▸ Exercise brief
Reproduce each of the items below word for word, leaving none out.

Records of where elements appear:
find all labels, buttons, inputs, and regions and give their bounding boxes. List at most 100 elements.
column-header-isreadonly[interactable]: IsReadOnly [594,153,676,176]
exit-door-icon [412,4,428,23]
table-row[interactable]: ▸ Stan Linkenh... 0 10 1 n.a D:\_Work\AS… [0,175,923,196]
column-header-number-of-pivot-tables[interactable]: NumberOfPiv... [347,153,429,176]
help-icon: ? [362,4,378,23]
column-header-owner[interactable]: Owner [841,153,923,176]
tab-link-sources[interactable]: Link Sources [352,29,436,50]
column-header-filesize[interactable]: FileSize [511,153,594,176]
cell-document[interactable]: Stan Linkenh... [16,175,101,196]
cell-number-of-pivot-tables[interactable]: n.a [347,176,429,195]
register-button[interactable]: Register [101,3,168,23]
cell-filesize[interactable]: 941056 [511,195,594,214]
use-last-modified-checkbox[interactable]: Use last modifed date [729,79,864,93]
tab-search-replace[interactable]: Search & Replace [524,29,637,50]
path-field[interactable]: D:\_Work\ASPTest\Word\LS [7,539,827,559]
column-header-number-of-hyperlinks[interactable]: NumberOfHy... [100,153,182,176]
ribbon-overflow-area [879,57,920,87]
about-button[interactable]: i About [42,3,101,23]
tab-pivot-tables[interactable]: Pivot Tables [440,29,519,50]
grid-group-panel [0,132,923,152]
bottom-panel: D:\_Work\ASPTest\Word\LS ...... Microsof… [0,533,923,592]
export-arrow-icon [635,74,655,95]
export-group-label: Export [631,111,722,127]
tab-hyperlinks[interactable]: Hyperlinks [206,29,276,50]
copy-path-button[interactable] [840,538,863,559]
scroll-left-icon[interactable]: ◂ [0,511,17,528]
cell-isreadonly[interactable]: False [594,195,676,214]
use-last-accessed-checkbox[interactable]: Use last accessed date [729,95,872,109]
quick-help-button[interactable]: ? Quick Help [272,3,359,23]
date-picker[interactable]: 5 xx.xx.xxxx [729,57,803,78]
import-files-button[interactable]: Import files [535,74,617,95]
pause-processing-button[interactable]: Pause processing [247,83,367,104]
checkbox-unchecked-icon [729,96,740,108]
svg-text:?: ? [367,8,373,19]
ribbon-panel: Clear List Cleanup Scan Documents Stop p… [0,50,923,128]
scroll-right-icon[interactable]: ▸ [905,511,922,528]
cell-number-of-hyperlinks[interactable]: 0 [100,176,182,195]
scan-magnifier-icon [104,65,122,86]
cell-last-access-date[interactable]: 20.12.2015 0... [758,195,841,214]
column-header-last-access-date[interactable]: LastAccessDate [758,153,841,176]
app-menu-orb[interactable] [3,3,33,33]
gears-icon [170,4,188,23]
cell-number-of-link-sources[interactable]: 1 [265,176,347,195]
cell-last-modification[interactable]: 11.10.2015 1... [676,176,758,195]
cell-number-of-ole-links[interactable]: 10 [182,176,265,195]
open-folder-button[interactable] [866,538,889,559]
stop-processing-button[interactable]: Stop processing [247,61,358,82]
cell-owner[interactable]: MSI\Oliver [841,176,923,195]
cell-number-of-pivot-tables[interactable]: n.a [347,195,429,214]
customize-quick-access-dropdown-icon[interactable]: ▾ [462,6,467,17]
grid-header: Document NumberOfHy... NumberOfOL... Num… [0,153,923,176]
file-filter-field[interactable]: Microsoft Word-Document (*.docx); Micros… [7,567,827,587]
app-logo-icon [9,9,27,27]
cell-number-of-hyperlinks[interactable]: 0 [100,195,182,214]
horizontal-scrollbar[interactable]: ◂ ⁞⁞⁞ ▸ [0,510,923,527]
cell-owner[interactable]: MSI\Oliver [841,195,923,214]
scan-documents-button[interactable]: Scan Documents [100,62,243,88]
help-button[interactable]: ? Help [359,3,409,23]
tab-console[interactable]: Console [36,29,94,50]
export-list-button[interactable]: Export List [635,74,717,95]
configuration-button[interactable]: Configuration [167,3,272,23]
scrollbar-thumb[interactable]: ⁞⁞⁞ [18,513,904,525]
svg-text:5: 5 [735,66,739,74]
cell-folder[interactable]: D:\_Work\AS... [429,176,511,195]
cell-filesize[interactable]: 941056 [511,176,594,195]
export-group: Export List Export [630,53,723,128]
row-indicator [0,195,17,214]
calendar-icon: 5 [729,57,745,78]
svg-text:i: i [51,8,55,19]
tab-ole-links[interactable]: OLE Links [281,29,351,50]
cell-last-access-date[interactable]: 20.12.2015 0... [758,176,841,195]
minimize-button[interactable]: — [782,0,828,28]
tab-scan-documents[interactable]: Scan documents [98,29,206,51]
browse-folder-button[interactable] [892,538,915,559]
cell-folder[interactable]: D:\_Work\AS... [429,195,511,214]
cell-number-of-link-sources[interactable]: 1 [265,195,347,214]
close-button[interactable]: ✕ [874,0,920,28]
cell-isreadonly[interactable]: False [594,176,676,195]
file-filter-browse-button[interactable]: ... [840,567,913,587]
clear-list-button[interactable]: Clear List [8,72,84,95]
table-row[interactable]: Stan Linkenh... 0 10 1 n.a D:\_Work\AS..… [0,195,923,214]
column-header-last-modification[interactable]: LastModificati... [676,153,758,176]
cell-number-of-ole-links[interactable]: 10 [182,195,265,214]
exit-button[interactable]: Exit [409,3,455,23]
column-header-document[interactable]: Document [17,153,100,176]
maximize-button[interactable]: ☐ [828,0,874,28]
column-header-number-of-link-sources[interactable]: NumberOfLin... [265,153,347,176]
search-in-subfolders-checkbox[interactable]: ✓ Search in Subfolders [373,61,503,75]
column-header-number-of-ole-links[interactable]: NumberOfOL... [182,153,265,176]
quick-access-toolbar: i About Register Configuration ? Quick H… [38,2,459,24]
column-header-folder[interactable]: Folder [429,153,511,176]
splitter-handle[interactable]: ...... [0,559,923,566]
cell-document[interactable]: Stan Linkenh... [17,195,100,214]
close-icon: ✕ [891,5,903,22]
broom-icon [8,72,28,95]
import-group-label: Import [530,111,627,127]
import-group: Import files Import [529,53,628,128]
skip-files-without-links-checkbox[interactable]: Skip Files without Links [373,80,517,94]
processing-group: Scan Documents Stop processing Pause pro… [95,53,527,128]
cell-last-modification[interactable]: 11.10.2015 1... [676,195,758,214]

▸ Task response
find all labels, buttons, inputs, and regions and give their bounding boxes. List at most 100 elements.
column-header-isreadonly[interactable]: IsReadOnly [594,153,676,176]
exit-door-icon [412,4,428,23]
table-row[interactable]: ▸ Stan Linkenh... 0 10 1 n.a D:\_Work\AS… [0,175,923,196]
column-header-number-of-pivot-tables[interactable]: NumberOfPiv... [347,153,429,176]
help-icon: ? [362,4,378,23]
column-header-owner[interactable]: Owner [841,153,923,176]
tab-link-sources[interactable]: Link Sources [352,29,436,50]
column-header-filesize[interactable]: FileSize [511,153,594,176]
cell-document[interactable]: Stan Linkenh... [16,175,101,196]
cell-number-of-pivot-tables[interactable]: n.a [347,176,429,195]
register-button[interactable]: Register [101,3,168,23]
cell-filesize[interactable]: 941056 [511,195,594,214]
use-last-modified-checkbox[interactable]: Use last modifed date [729,79,864,93]
tab-search-replace[interactable]: Search & Replace [524,29,637,50]
path-field[interactable]: D:\_Work\ASPTest\Word\LS [7,539,827,559]
column-header-number-of-hyperlinks[interactable]: NumberOfHy... [100,153,182,176]
ribbon-overflow-area [879,57,920,87]
about-button[interactable]: i About [42,3,101,23]
tab-pivot-tables[interactable]: Pivot Tables [440,29,519,50]
grid-group-panel [0,132,923,152]
bottom-panel: D:\_Work\ASPTest\Word\LS ...... Microsof… [0,533,923,592]
export-arrow-icon [635,74,655,95]
export-group-label: Export [631,111,722,127]
tab-hyperlinks[interactable]: Hyperlinks [206,29,276,50]
copy-path-button[interactable] [840,538,863,559]
scroll-left-icon[interactable]: ◂ [0,511,17,528]
cell-isreadonly[interactable]: False [594,195,676,214]
use-last-accessed-checkbox[interactable]: Use last accessed date [729,95,872,109]
quick-help-button[interactable]: ? Quick Help [272,3,359,23]
date-picker[interactable]: 5 xx.xx.xxxx [729,57,803,78]
import-files-button[interactable]: Import files [535,74,617,95]
pause-processing-button[interactable]: Pause processing [247,83,367,104]
checkbox-unchecked-icon [729,96,740,108]
svg-text:?: ? [367,8,373,19]
ribbon-panel: Clear List Cleanup Scan Documents Stop p… [0,50,923,128]
scroll-right-icon[interactable]: ▸ [905,511,922,528]
cell-number-of-hyperlinks[interactable]: 0 [100,176,182,195]
scan-magnifier-icon [104,65,122,86]
cell-last-access-date[interactable]: 20.12.2015 0... [758,195,841,214]
column-header-last-access-date[interactable]: LastAccessDate [758,153,841,176]
app-menu-orb[interactable] [3,3,33,33]
gears-icon [170,4,188,23]
cell-number-of-link-sources[interactable]: 1 [265,176,347,195]
cell-last-modification[interactable]: 11.10.2015 1... [676,176,758,195]
cell-number-of-ole-links[interactable]: 10 [182,176,265,195]
open-folder-button[interactable] [866,538,889,559]
stop-processing-button[interactable]: Stop processing [247,61,358,82]
cell-owner[interactable]: MSI\Oliver [841,176,923,195]
cell-number-of-pivot-tables[interactable]: n.a [347,195,429,214]
customize-quick-access-dropdown-icon[interactable]: ▾ [462,6,467,17]
grid-header: Document NumberOfHy... NumberOfOL... Num… [0,153,923,176]
file-filter-field[interactable]: Microsoft Word-Document (*.docx); Micros… [7,567,827,587]
app-logo-icon [9,9,27,27]
cell-number-of-hyperlinks[interactable]: 0 [100,195,182,214]
horizontal-scrollbar[interactable]: ◂ ⁞⁞⁞ ▸ [0,510,923,527]
cell-owner[interactable]: MSI\Oliver [841,195,923,214]
scan-documents-button[interactable]: Scan Documents [100,62,243,88]
help-button[interactable]: ? Help [359,3,409,23]
tab-console[interactable]: Console [36,29,94,50]
export-list-button[interactable]: Export List [635,74,717,95]
configuration-button[interactable]: Configuration [167,3,272,23]
scrollbar-thumb[interactable]: ⁞⁞⁞ [18,513,904,525]
svg-text:5: 5 [735,66,739,74]
cell-folder[interactable]: D:\_Work\AS... [429,176,511,195]
cell-filesize[interactable]: 941056 [511,176,594,195]
export-group: Export List Export [630,53,723,128]
row-indicator [0,195,17,214]
calendar-icon: 5 [729,57,745,78]
svg-text:i: i [51,8,55,19]
tab-ole-links[interactable]: OLE Links [281,29,351,50]
cell-last-access-date[interactable]: 20.12.2015 0... [758,176,841,195]
minimize-button[interactable]: — [782,0,828,28]
tab-scan-documents[interactable]: Scan documents [98,29,206,51]
browse-folder-button[interactable] [892,538,915,559]
cell-folder[interactable]: D:\_Work\AS... [429,195,511,214]
cell-number-of-link-sources[interactable]: 1 [265,195,347,214]
close-button[interactable]: ✕ [874,0,920,28]
cell-isreadonly[interactable]: False [594,176,676,195]
file-filter-browse-button[interactable]: ... [840,567,913,587]
clear-list-button[interactable]: Clear List [8,72,84,95]
table-row[interactable]: Stan Linkenh... 0 10 1 n.a D:\_Work\AS..… [0,195,923,214]
column-header-last-modification[interactable]: LastModificati... [676,153,758,176]
cell-number-of-ole-links[interactable]: 10 [182,195,265,214]
exit-button[interactable]: Exit [409,3,455,23]
column-header-document[interactable]: Document [17,153,100,176]
maximize-button[interactable]: ☐ [828,0,874,28]
column-header-number-of-link-sources[interactable]: NumberOfLin... [265,153,347,176]
search-in-subfolders-checkbox[interactable]: ✓ Search in Subfolders [373,61,503,75]
column-header-number-of-ole-links[interactable]: NumberOfOL... [182,153,265,176]
quick-access-toolbar: i About Register Configuration ? Quick H… [38,2,459,24]
column-header-folder[interactable]: Folder [429,153,511,176]
splitter-handle[interactable]: ...... [0,559,923,566]
cell-document[interactable]: Stan Linkenh... [17,195,100,214]
close-icon: ✕ [891,5,903,22]
broom-icon [8,72,28,95]
import-group-label: Import [530,111,627,127]
import-group: Import files Import [529,53,628,128]
skip-files-without-links-checkbox[interactable]: Skip Files without Links [373,80,517,94]
processing-group: Scan Documents Stop processing Pause pro… [95,53,527,128]
cell-last-modification[interactable]: 11.10.2015 1... [676,195,758,214]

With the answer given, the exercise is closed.